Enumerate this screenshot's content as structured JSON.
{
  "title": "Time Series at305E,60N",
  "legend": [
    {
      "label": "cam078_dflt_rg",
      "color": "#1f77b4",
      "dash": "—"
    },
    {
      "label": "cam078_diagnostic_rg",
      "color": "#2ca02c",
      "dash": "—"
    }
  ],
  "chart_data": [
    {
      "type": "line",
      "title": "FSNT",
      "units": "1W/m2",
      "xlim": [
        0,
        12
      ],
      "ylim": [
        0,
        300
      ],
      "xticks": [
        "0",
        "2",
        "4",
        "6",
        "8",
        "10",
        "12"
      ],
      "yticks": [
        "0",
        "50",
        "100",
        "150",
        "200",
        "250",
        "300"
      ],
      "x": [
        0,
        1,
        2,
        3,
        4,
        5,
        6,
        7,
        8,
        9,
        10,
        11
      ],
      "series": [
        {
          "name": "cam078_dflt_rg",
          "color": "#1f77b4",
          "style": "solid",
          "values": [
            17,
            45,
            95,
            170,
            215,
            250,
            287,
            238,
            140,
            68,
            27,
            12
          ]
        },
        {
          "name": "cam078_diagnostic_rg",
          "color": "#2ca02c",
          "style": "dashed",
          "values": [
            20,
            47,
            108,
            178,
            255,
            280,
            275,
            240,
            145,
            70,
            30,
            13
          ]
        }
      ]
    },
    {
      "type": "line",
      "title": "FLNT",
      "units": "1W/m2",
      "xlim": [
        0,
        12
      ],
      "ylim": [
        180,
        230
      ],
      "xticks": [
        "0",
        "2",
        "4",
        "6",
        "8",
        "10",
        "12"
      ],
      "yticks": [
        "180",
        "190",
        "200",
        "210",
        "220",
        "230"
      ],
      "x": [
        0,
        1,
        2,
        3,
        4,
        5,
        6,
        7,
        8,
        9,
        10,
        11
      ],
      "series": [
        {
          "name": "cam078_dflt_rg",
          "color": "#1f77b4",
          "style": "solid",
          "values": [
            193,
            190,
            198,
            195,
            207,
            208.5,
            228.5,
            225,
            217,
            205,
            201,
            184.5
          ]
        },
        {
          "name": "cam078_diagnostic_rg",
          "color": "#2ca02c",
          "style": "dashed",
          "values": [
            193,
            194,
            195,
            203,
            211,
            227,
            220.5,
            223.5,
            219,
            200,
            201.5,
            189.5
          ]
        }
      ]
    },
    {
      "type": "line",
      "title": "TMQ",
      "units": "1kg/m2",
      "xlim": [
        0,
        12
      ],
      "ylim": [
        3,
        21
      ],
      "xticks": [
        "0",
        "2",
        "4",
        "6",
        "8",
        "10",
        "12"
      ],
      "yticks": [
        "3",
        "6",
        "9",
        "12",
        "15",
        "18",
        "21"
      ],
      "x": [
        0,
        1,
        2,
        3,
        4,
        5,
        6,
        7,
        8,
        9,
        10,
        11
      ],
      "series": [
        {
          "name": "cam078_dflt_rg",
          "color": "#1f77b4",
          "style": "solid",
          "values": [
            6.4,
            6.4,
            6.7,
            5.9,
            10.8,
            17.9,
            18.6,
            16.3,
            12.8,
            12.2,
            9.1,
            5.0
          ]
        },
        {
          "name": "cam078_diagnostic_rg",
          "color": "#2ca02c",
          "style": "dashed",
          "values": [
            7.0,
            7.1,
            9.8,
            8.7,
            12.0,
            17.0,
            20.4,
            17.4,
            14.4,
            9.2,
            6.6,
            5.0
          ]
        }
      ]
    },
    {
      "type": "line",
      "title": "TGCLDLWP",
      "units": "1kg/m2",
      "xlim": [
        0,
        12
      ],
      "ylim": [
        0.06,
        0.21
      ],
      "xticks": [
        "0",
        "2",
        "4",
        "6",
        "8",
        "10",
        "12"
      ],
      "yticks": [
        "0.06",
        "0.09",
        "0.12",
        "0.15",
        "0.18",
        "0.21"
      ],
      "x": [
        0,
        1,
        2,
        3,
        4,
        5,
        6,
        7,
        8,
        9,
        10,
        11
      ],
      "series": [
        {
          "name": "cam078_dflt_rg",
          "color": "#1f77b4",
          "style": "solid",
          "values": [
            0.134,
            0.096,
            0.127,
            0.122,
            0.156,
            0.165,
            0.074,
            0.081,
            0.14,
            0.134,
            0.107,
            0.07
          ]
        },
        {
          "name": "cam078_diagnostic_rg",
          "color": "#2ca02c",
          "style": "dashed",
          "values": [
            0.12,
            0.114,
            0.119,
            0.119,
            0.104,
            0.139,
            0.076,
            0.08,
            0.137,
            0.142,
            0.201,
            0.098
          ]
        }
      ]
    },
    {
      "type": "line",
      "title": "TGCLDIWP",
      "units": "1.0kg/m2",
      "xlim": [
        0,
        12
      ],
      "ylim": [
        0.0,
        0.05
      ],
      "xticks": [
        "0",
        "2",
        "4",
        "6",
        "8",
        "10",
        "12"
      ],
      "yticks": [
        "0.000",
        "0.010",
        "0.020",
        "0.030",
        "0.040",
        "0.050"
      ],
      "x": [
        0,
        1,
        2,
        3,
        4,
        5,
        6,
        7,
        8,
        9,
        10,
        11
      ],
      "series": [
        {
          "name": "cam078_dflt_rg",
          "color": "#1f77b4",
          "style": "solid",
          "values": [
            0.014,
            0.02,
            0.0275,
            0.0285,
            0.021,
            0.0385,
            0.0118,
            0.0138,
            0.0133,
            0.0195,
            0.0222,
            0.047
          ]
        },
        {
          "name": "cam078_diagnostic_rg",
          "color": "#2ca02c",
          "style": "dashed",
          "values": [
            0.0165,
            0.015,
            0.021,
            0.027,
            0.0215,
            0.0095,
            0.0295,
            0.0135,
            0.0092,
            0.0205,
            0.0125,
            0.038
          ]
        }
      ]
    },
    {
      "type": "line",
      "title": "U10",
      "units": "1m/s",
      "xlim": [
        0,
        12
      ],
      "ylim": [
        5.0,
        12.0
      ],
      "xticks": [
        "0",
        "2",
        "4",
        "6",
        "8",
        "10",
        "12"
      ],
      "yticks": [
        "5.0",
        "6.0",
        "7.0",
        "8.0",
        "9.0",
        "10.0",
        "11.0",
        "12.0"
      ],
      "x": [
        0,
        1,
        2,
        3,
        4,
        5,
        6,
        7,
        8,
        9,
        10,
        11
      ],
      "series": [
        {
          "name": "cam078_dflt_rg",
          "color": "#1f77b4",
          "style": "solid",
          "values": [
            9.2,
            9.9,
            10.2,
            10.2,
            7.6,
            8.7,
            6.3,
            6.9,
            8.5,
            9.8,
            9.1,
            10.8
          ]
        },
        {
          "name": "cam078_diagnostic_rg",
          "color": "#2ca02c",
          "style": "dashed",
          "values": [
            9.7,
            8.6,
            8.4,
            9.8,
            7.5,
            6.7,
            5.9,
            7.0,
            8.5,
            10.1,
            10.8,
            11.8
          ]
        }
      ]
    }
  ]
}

• **Set task**: Please restate the data word for word, every record included.

• **The result**:
Enumerate this screenshot's content as structured JSON.
{
  "title": "Time Series at305E,60N",
  "legend": [
    {
      "label": "cam078_dflt_rg",
      "color": "#1f77b4",
      "dash": "—"
    },
    {
      "label": "cam078_diagnostic_rg",
      "color": "#2ca02c",
      "dash": "—"
    }
  ],
  "chart_data": [
    {
      "type": "line",
      "title": "FSNT",
      "units": "1W/m2",
      "xlim": [
        0,
        12
      ],
      "ylim": [
        0,
        300
      ],
      "xticks": [
        "0",
        "2",
        "4",
        "6",
        "8",
        "10",
        "12"
      ],
      "yticks": [
        "0",
        "50",
        "100",
        "150",
        "200",
        "250",
        "300"
      ],
      "x": [
        0,
        1,
        2,
        3,
        4,
        5,
        6,
        7,
        8,
        9,
        10,
        11
      ],
      "series": [
        {
          "name": "cam078_dflt_rg",
          "color": "#1f77b4",
          "style": "solid",
          "values": [
            17,
            45,
            95,
            170,
            215,
            250,
            287,
            238,
            140,
            68,
            27,
            12
          ]
        },
        {
          "name": "cam078_diagnostic_rg",
          "color": "#2ca02c",
          "style": "dashed",
          "values": [
            20,
            47,
            108,
            178,
            255,
            280,
            275,
            240,
            145,
            70,
            30,
            13
          ]
        }
      ]
    },
    {
      "type": "line",
      "title": "FLNT",
      "units": "1W/m2",
      "xlim": [
        0,
        12
      ],
      "ylim": [
        180,
        230
      ],
      "xticks": [
        "0",
        "2",
        "4",
        "6",
        "8",
        "10",
        "12"
      ],
      "yticks": [
        "180",
        "190",
        "200",
        "210",
        "220",
        "230"
      ],
      "x": [
        0,
        1,
        2,
        3,
        4,
        5,
        6,
        7,
        8,
        9,
        10,
        11
      ],
      "series": [
        {
          "name": "cam078_dflt_rg",
          "color": "#1f77b4",
          "style": "solid",
          "values": [
            193,
            190,
            198,
            195,
            207,
            208.5,
            228.5,
            225,
            217,
            205,
            201,
            184.5
          ]
        },
        {
          "name": "cam078_diagnostic_rg",
          "color": "#2ca02c",
          "style": "dashed",
          "values": [
            193,
            194,
            195,
            203,
            211,
            227,
            220.5,
            223.5,
            219,
            200,
            201.5,
            189.5
          ]
        }
      ]
    },
    {
      "type": "line",
      "title": "TMQ",
      "units": "1kg/m2",
      "xlim": [
        0,
        12
      ],
      "ylim": [
        3,
        21
      ],
      "xticks": [
        "0",
        "2",
        "4",
        "6",
        "8",
        "10",
        "12"
      ],
      "yticks": [
        "3",
        "6",
        "9",
        "12",
        "15",
        "18",
        "21"
      ],
      "x": [
        0,
        1,
        2,
        3,
        4,
        5,
        6,
        7,
        8,
        9,
        10,
        11
      ],
      "series": [
        {
          "name": "cam078_dflt_rg",
          "color": "#1f77b4",
          "style": "solid",
          "values": [
            6.4,
            6.4,
            6.7,
            5.9,
            10.8,
            17.9,
            18.6,
            16.3,
            12.8,
            12.2,
            9.1,
            5.0
          ]
        },
        {
          "name": "cam078_diagnostic_rg",
          "color": "#2ca02c",
          "style": "dashed",
          "values": [
            7.0,
            7.1,
            9.8,
            8.7,
            12.0,
            17.0,
            20.4,
            17.4,
            14.4,
            9.2,
            6.6,
            5.0
          ]
        }
      ]
    },
    {
      "type": "line",
      "title": "TGCLDLWP",
      "units": "1kg/m2",
      "xlim": [
        0,
        12
      ],
      "ylim": [
        0.06,
        0.21
      ],
      "xticks": [
        "0",
        "2",
        "4",
        "6",
        "8",
        "10",
        "12"
      ],
      "yticks": [
        "0.06",
        "0.09",
        "0.12",
        "0.15",
        "0.18",
        "0.21"
      ],
      "x": [
        0,
        1,
        2,
        3,
        4,
        5,
        6,
        7,
        8,
        9,
        10,
        11
      ],
      "series": [
        {
          "name": "cam078_dflt_rg",
          "color": "#1f77b4",
          "style": "solid",
          "values": [
            0.134,
            0.096,
            0.127,
            0.122,
            0.156,
            0.165,
            0.074,
            0.081,
            0.14,
            0.134,
            0.107,
            0.07
          ]
        },
        {
          "name": "cam078_diagnostic_rg",
          "color": "#2ca02c",
          "style": "dashed",
          "values": [
            0.12,
            0.114,
            0.119,
            0.119,
            0.104,
            0.139,
            0.076,
            0.08,
            0.137,
            0.142,
            0.201,
            0.098
          ]
        }
      ]
    },
    {
      "type": "line",
      "title": "TGCLDIWP",
      "units": "1.0kg/m2",
      "xlim": [
        0,
        12
      ],
      "ylim": [
        0.0,
        0.05
      ],
      "xticks": [
        "0",
        "2",
        "4",
        "6",
        "8",
        "10",
        "12"
      ],
      "yticks": [
        "0.000",
        "0.010",
        "0.020",
        "0.030",
        "0.040",
        "0.050"
      ],
      "x": [
        0,
        1,
        2,
        3,
        4,
        5,
        6,
        7,
        8,
        9,
        10,
        11
      ],
      "series": [
        {
          "name": "cam078_dflt_rg",
          "color": "#1f77b4",
          "style": "solid",
          "values": [
            0.014,
            0.02,
            0.0275,
            0.0285,
            0.021,
            0.0385,
            0.0118,
            0.0138,
            0.0133,
            0.0195,
            0.0222,
            0.047
          ]
        },
        {
          "name": "cam078_diagnostic_rg",
          "color": "#2ca02c",
          "style": "dashed",
          "values": [
            0.0165,
            0.015,
            0.021,
            0.027,
            0.0215,
            0.0095,
            0.0295,
            0.0135,
            0.0092,
            0.0205,
            0.0125,
            0.038
          ]
        }
      ]
    },
    {
      "type": "line",
      "title": "U10",
      "units": "1m/s",
      "xlim": [
        0,
        12
      ],
      "ylim": [
        5.0,
        12.0
      ],
      "xticks": [
        "0",
        "2",
        "4",
        "6",
        "8",
        "10",
        "12"
      ],
      "yticks": [
        "5.0",
        "6.0",
        "7.0",
        "8.0",
        "9.0",
        "10.0",
        "11.0",
        "12.0"
      ],
      "x": [
        0,
        1,
        2,
        3,
        4,
        5,
        6,
        7,
        8,
        9,
        10,
        11
      ],
      "series": [
        {
          "name": "cam078_dflt_rg",
          "color": "#1f77b4",
          "style": "solid",
          "values": [
            9.2,
            9.9,
            10.2,
            10.2,
            7.6,
            8.7,
            6.3,
            6.9,
            8.5,
            9.8,
            9.1,
            10.8
          ]
        },
        {
          "name": "cam078_diagnostic_rg",
          "color": "#2ca02c",
          "style": "dashed",
          "values": [
            9.7,
            8.6,
            8.4,
            9.8,
            7.5,
            6.7,
            5.9,
            7.0,
            8.5,
            10.1,
            10.8,
            11.8
          ]
        }
      ]
    }
  ]
}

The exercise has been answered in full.